= EXERCISE BRIEF =
Copy every line of the material below word for word.

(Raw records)
Start

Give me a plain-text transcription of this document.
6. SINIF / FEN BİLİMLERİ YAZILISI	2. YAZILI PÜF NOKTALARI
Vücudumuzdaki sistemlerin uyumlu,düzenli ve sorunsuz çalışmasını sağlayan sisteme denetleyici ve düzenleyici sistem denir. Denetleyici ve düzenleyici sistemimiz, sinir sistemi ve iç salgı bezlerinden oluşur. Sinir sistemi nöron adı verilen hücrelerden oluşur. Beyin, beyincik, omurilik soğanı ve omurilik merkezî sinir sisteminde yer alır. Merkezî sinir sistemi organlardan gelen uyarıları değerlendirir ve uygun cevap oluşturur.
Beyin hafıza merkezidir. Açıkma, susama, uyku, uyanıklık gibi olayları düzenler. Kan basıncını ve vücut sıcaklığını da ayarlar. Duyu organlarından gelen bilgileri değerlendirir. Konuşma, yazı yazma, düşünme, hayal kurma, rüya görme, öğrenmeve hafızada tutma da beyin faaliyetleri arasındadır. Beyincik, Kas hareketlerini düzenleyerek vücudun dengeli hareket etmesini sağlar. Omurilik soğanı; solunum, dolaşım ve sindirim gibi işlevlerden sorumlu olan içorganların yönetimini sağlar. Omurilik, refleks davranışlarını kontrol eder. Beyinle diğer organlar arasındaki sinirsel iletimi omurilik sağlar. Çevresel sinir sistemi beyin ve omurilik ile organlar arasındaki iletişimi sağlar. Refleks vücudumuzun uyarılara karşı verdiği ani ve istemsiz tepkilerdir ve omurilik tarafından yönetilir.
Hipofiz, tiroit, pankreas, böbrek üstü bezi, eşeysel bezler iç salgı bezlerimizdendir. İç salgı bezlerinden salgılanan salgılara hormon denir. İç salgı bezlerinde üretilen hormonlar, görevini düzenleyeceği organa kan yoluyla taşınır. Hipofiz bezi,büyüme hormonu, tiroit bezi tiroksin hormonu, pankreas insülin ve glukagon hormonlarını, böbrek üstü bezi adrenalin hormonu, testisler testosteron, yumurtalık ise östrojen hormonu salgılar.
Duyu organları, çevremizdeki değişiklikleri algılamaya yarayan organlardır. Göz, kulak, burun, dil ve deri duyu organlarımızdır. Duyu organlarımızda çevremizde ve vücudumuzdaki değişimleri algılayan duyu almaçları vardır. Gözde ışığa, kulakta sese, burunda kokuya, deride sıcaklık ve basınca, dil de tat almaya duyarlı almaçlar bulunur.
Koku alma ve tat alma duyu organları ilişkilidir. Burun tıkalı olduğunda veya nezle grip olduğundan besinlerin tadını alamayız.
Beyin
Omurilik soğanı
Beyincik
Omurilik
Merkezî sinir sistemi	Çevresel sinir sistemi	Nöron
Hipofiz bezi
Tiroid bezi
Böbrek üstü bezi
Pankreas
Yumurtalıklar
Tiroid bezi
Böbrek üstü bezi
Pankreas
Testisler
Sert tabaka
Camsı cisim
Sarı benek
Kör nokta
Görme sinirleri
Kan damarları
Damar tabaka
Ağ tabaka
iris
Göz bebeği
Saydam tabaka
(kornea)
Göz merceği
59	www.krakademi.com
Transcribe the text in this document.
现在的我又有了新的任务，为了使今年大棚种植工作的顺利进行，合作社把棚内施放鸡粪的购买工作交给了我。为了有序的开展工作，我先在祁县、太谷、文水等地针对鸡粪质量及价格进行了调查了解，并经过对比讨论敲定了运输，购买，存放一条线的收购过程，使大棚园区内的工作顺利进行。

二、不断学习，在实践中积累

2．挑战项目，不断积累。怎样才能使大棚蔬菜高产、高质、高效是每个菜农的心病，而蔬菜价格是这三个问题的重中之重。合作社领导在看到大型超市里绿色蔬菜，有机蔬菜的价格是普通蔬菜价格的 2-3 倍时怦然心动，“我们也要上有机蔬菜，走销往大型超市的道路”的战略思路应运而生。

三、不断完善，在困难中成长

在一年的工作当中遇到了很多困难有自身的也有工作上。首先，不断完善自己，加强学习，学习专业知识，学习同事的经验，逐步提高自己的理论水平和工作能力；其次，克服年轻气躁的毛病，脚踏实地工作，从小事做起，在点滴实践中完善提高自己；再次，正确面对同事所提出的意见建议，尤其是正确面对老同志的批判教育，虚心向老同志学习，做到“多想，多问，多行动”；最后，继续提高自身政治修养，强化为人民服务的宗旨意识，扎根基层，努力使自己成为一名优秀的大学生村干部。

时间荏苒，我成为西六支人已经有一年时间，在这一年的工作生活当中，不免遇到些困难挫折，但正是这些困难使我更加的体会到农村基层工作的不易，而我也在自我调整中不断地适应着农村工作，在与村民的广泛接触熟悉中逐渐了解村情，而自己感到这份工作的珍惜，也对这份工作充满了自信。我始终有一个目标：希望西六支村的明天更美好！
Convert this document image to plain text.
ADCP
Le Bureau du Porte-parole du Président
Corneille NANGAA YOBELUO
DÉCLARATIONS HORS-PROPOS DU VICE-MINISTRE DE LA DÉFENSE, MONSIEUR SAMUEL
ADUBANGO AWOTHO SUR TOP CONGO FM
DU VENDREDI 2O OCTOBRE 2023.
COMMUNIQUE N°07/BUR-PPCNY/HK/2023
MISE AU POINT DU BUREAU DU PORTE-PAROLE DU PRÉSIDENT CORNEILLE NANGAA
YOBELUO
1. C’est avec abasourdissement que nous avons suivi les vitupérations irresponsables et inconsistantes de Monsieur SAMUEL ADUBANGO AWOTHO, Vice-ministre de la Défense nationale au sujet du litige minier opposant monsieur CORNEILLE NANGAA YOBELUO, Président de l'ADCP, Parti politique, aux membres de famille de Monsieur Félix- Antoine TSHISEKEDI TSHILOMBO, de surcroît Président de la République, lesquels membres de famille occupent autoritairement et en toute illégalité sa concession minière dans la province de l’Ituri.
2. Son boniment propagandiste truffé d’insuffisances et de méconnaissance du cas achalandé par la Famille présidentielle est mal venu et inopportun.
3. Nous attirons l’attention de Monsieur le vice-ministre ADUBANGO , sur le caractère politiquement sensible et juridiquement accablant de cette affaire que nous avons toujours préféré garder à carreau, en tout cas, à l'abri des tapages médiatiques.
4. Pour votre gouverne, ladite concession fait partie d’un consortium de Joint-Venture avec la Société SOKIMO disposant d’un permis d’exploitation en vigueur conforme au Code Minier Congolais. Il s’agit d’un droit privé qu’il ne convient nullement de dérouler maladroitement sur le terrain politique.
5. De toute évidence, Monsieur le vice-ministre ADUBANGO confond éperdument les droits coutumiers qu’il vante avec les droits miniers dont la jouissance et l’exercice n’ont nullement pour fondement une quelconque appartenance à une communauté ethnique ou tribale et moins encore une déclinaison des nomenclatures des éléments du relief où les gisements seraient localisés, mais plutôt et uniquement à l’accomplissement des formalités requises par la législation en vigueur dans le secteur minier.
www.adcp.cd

End

= WRITTEN ANSWER =
Give me a plain-text transcription of this document.
6. SINIF / FEN BİLİMLERİ YAZILISI	2. YAZILI PÜF NOKTALARI
Vücudumuzdaki sistemlerin uyumlu,düzenli ve sorunsuz çalışmasını sağlayan sisteme denetleyici ve düzenleyici sistem denir. Denetleyici ve düzenleyici sistemimiz, sinir sistemi ve iç salgı bezlerinden oluşur. Sinir sistemi nöron adı verilen hücrelerden oluşur. Beyin, beyincik, omurilik soğanı ve omurilik merkezî sinir sisteminde yer alır. Merkezî sinir sistemi organlardan gelen uyarıları değerlendirir ve uygun cevap oluşturur.
Beyin hafıza merkezidir. Açıkma, susama, uyku, uyanıklık gibi olayları düzenler. Kan basıncını ve vücut sıcaklığını da ayarlar. Duyu organlarından gelen bilgileri değerlendirir. Konuşma, yazı yazma, düşünme, hayal kurma, rüya görme, öğrenmeve hafızada tutma da beyin faaliyetleri arasındadır. Beyincik, Kas hareketlerini düzenleyerek vücudun dengeli hareket etmesini sağlar. Omurilik soğanı; solunum, dolaşım ve sindirim gibi işlevlerden sorumlu olan içorganların yönetimini sağlar. Omurilik, refleks davranışlarını kontrol eder. Beyinle diğer organlar arasındaki sinirsel iletimi omurilik sağlar. Çevresel sinir sistemi beyin ve omurilik ile organlar arasındaki iletişimi sağlar. Refleks vücudumuzun uyarılara karşı verdiği ani ve istemsiz tepkilerdir ve omurilik tarafından yönetilir.
Hipofiz, tiroit, pankreas, böbrek üstü bezi, eşeysel bezler iç salgı bezlerimizdendir. İç salgı bezlerinden salgılanan salgılara hormon denir. İç salgı bezlerinde üretilen hormonlar, görevini düzenleyeceği organa kan yoluyla taşınır. Hipofiz bezi,büyüme hormonu, tiroit bezi tiroksin hormonu, pankreas insülin ve glukagon hormonlarını, böbrek üstü bezi adrenalin hormonu, testisler testosteron, yumurtalık ise östrojen hormonu salgılar.
Duyu organları, çevremizdeki değişiklikleri algılamaya yarayan organlardır. Göz, kulak, burun, dil ve deri duyu organlarımızdır. Duyu organlarımızda çevremizde ve vücudumuzdaki değişimleri algılayan duyu almaçları vardır. Gözde ışığa, kulakta sese, burunda kokuya, deride sıcaklık ve basınca, dil de tat almaya duyarlı almaçlar bulunur.
Koku alma ve tat alma duyu organları ilişkilidir. Burun tıkalı olduğunda veya nezle grip olduğundan besinlerin tadını alamayız.
Beyin
Omurilik soğanı
Beyincik
Omurilik
Merkezî sinir sistemi	Çevresel sinir sistemi	Nöron
Hipofiz bezi
Tiroid bezi
Böbrek üstü bezi
Pankreas
Yumurtalıklar
Tiroid bezi
Böbrek üstü bezi
Pankreas
Testisler
Sert tabaka
Camsı cisim
Sarı benek
Kör nokta
Görme sinirleri
Kan damarları
Damar tabaka
Ağ tabaka
iris
Göz bebeği
Saydam tabaka
(kornea)
Göz merceği
59	www.krakademi.com
Transcribe the text in this document.
现在的我又有了新的任务，为了使今年大棚种植工作的顺利进行，合作社把棚内施放鸡粪的购买工作交给了我。为了有序的开展工作，我先在祁县、太谷、文水等地针对鸡粪质量及价格进行了调查了解，并经过对比讨论敲定了运输，购买，存放一条线的收购过程，使大棚园区内的工作顺利进行。

二、不断学习，在实践中积累

2．挑战项目，不断积累。怎样才能使大棚蔬菜高产、高质、高效是每个菜农的心病，而蔬菜价格是这三个问题的重中之重。合作社领导在看到大型超市里绿色蔬菜，有机蔬菜的价格是普通蔬菜价格的 2-3 倍时怦然心动，“我们也要上有机蔬菜，走销往大型超市的道路”的战略思路应运而生。

三、不断完善，在困难中成长

在一年的工作当中遇到了很多困难有自身的也有工作上。首先，不断完善自己，加强学习，学习专业知识，学习同事的经验，逐步提高自己的理论水平和工作能力；其次，克服年轻气躁的毛病，脚踏实地工作，从小事做起，在点滴实践中完善提高自己；再次，正确面对同事所提出的意见建议，尤其是正确面对老同志的批判教育，虚心向老同志学习，做到“多想，多问，多行动”；最后，继续提高自身政治修养，强化为人民服务的宗旨意识，扎根基层，努力使自己成为一名优秀的大学生村干部。

时间荏苒，我成为西六支人已经有一年时间，在这一年的工作生活当中，不免遇到些困难挫折，但正是这些困难使我更加的体会到农村基层工作的不易，而我也在自我调整中不断地适应着农村工作，在与村民的广泛接触熟悉中逐渐了解村情，而自己感到这份工作的珍惜，也对这份工作充满了自信。我始终有一个目标：希望西六支村的明天更美好！
Convert this document image to plain text.
ADCP
Le Bureau du Porte-parole du Président
Corneille NANGAA YOBELUO
DÉCLARATIONS HORS-PROPOS DU VICE-MINISTRE DE LA DÉFENSE, MONSIEUR SAMUEL
ADUBANGO AWOTHO SUR TOP CONGO FM
DU VENDREDI 2O OCTOBRE 2023.
COMMUNIQUE N°07/BUR-PPCNY/HK/2023
MISE AU POINT DU BUREAU DU PORTE-PAROLE DU PRÉSIDENT CORNEILLE NANGAA
YOBELUO
1. C’est avec abasourdissement que nous avons suivi les vitupérations irresponsables et inconsistantes de Monsieur SAMUEL ADUBANGO AWOTHO, Vice-ministre de la Défense nationale au sujet du litige minier opposant monsieur CORNEILLE NANGAA YOBELUO, Président de l'ADCP, Parti politique, aux membres de famille de Monsieur Félix- Antoine TSHISEKEDI TSHILOMBO, de surcroît Président de la République, lesquels membres de famille occupent autoritairement et en toute illégalité sa concession minière dans la province de l’Ituri.
2. Son boniment propagandiste truffé d’insuffisances et de méconnaissance du cas achalandé par la Famille présidentielle est mal venu et inopportun.
3. Nous attirons l’attention de Monsieur le vice-ministre ADUBANGO , sur le caractère politiquement sensible et juridiquement accablant de cette affaire que nous avons toujours préféré garder à carreau, en tout cas, à l'abri des tapages médiatiques.
4. Pour votre gouverne, ladite concession fait partie d’un consortium de Joint-Venture avec la Société SOKIMO disposant d’un permis d’exploitation en vigueur conforme au Code Minier Congolais. Il s’agit d’un droit privé qu’il ne convient nullement de dérouler maladroitement sur le terrain politique.
5. De toute évidence, Monsieur le vice-ministre ADUBANGO confond éperdument les droits coutumiers qu’il vante avec les droits miniers dont la jouissance et l’exercice n’ont nullement pour fondement une quelconque appartenance à une communauté ethnique ou tribale et moins encore une déclinaison des nomenclatures des éléments du relief où les gisements seraient localisés, mais plutôt et uniquement à l’accomplissement des formalités requises par la législation en vigueur dans le secteur minier.
www.adcp.cd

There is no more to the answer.